┌─ RECORD SET

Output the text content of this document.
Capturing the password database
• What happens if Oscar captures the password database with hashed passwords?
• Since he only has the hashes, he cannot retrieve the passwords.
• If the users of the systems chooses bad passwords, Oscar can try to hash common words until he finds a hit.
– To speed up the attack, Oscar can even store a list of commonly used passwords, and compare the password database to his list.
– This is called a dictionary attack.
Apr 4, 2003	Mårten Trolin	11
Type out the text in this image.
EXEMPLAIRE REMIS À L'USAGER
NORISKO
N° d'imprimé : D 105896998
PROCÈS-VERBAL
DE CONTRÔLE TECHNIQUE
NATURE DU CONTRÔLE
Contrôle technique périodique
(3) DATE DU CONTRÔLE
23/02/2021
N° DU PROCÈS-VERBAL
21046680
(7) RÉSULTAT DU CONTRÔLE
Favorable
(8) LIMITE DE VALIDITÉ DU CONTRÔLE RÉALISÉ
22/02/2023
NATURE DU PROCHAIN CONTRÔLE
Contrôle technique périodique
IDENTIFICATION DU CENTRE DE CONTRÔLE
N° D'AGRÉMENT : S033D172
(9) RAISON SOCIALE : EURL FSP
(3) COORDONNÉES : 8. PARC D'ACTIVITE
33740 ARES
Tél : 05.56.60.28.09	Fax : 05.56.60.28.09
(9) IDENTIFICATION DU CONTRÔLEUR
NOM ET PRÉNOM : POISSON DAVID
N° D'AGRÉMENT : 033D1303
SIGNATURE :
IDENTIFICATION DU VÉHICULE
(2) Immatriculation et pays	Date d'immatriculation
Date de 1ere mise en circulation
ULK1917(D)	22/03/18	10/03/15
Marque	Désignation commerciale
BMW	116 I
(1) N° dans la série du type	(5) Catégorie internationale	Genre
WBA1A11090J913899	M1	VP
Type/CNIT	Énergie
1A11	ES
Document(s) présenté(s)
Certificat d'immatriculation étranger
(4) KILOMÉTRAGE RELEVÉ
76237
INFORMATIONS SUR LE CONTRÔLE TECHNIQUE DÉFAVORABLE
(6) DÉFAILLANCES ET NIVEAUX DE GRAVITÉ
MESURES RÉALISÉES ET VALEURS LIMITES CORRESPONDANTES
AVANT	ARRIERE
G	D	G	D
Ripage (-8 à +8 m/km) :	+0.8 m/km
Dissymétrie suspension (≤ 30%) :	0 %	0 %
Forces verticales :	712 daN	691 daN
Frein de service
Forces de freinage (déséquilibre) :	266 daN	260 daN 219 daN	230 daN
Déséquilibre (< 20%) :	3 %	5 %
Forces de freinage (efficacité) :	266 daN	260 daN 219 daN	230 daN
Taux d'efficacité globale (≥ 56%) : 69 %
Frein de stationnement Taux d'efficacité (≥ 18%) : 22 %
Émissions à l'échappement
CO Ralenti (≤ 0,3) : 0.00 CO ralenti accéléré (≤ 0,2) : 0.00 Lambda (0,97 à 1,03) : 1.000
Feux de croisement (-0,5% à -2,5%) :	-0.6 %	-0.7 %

└─

■ GIVEN INSTRUCTION
Nothing should be left out: return all of the records exactly.

■ EXPECTED ANSWER
Output the text content of this document.
Capturing the password database
• What happens if Oscar captures the password database with hashed passwords?
• Since he only has the hashes, he cannot retrieve the passwords.
• If the users of the systems chooses bad passwords, Oscar can try to hash common words until he finds a hit.
– To speed up the attack, Oscar can even store a list of commonly used passwords, and compare the password database to his list.
– This is called a dictionary attack.
Apr 4, 2003	Mårten Trolin	11
Type out the text in this image.
EXEMPLAIRE REMIS À L'USAGER
NORISKO
N° d'imprimé : D 105896998
PROCÈS-VERBAL
DE CONTRÔLE TECHNIQUE
NATURE DU CONTRÔLE
Contrôle technique périodique
(3) DATE DU CONTRÔLE
23/02/2021
N° DU PROCÈS-VERBAL
21046680
(7) RÉSULTAT DU CONTRÔLE
Favorable
(8) LIMITE DE VALIDITÉ DU CONTRÔLE RÉALISÉ
22/02/2023
NATURE DU PROCHAIN CONTRÔLE
Contrôle technique périodique
IDENTIFICATION DU CENTRE DE CONTRÔLE
N° D'AGRÉMENT : S033D172
(9) RAISON SOCIALE : EURL FSP
(3) COORDONNÉES : 8. PARC D'ACTIVITE
33740 ARES
Tél : 05.56.60.28.09	Fax : 05.56.60.28.09
(9) IDENTIFICATION DU CONTRÔLEUR
NOM ET PRÉNOM : POISSON DAVID
N° D'AGRÉMENT : 033D1303
SIGNATURE :
IDENTIFICATION DU VÉHICULE
(2) Immatriculation et pays	Date d'immatriculation
Date de 1ere mise en circulation
ULK1917(D)	22/03/18	10/03/15
Marque	Désignation commerciale
BMW	116 I
(1) N° dans la série du type	(5) Catégorie internationale	Genre
WBA1A11090J913899	M1	VP
Type/CNIT	Énergie
1A11	ES
Document(s) présenté(s)
Certificat d'immatriculation étranger
(4) KILOMÉTRAGE RELEVÉ
76237
INFORMATIONS SUR LE CONTRÔLE TECHNIQUE DÉFAVORABLE
(6) DÉFAILLANCES ET NIVEAUX DE GRAVITÉ
MESURES RÉALISÉES ET VALEURS LIMITES CORRESPONDANTES
AVANT	ARRIERE
G	D	G	D
Ripage (-8 à +8 m/km) :	+0.8 m/km
Dissymétrie suspension (≤ 30%) :	0 %	0 %
Forces verticales :	712 daN	691 daN
Frein de service
Forces de freinage (déséquilibre) :	266 daN	260 daN 219 daN	230 daN
Déséquilibre (< 20%) :	3 %	5 %
Forces de freinage (efficacité) :	266 daN	260 daN 219 daN	230 daN
Taux d'efficacité globale (≥ 56%) : 69 %
Frein de stationnement Taux d'efficacité (≥ 18%) : 22 %
Émissions à l'échappement
CO Ralenti (≤ 0,3) : 0.00 CO ralenti accéléré (≤ 0,2) : 0.00 Lambda (0,97 à 1,03) : 1.000
Feux de croisement (-0,5% à -2,5%) :	-0.6 %	-0.7 %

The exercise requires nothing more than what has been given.